**Exercise objective**:
Write out the whole listing exactly as it stands.

Dataset records
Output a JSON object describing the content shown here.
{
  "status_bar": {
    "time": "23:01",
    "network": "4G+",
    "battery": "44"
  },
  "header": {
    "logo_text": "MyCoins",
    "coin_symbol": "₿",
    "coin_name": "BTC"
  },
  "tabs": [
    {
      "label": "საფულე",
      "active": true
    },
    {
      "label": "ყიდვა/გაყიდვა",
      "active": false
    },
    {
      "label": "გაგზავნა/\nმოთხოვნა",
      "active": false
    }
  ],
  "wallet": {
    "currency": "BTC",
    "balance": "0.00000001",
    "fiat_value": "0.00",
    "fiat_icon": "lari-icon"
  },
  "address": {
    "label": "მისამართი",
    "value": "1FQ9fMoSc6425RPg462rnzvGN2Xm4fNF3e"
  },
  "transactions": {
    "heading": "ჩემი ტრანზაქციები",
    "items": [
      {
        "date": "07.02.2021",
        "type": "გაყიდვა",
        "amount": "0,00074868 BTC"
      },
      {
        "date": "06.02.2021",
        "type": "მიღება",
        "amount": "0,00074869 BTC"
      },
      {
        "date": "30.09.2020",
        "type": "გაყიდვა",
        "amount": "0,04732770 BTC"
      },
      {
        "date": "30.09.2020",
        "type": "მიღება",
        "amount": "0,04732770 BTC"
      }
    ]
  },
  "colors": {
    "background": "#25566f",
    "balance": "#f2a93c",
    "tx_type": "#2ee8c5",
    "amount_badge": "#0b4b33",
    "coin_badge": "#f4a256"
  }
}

**Written solution**:
Output a JSON object describing the content shown here.
{
  "status_bar": {
    "time": "23:01",
    "network": "4G+",
    "battery": "44"
  },
  "header": {
    "logo_text": "MyCoins",
    "coin_symbol": "₿",
    "coin_name": "BTC"
  },
  "tabs": [
    {
      "label": "საფულე",
      "active": true
    },
    {
      "label": "ყიდვა/გაყიდვა",
      "active": false
    },
    {
      "label": "გაგზავნა/\nმოთხოვნა",
      "active": false
    }
  ],
  "wallet": {
    "currency": "BTC",
    "balance": "0.00000001",
    "fiat_value": "0.00",
    "fiat_icon": "lari-icon"
  },
  "address": {
    "label": "მისამართი",
    "value": "1FQ9fMoSc6425RPg462rnzvGN2Xm4fNF3e"
  },
  "transactions": {
    "heading": "ჩემი ტრანზაქციები",
    "items": [
      {
        "date": "07.02.2021",
        "type": "გაყიდვა",
        "amount": "0,00074868 BTC"
      },
      {
        "date": "06.02.2021",
        "type": "მიღება",
        "amount": "0,00074869 BTC"
      },
      {
        "date": "30.09.2020",
        "type": "გაყიდვა",
        "amount": "0,04732770 BTC"
      },
      {
        "date": "30.09.2020",
        "type": "მიღება",
        "amount": "0,04732770 BTC"
      }
    ]
  },
  "colors": {
    "background": "#25566f",
    "balance": "#f2a93c",
    "tx_type": "#2ee8c5",
    "amount_badge": "#0b4b33",
    "coin_badge": "#f4a256"
  }
}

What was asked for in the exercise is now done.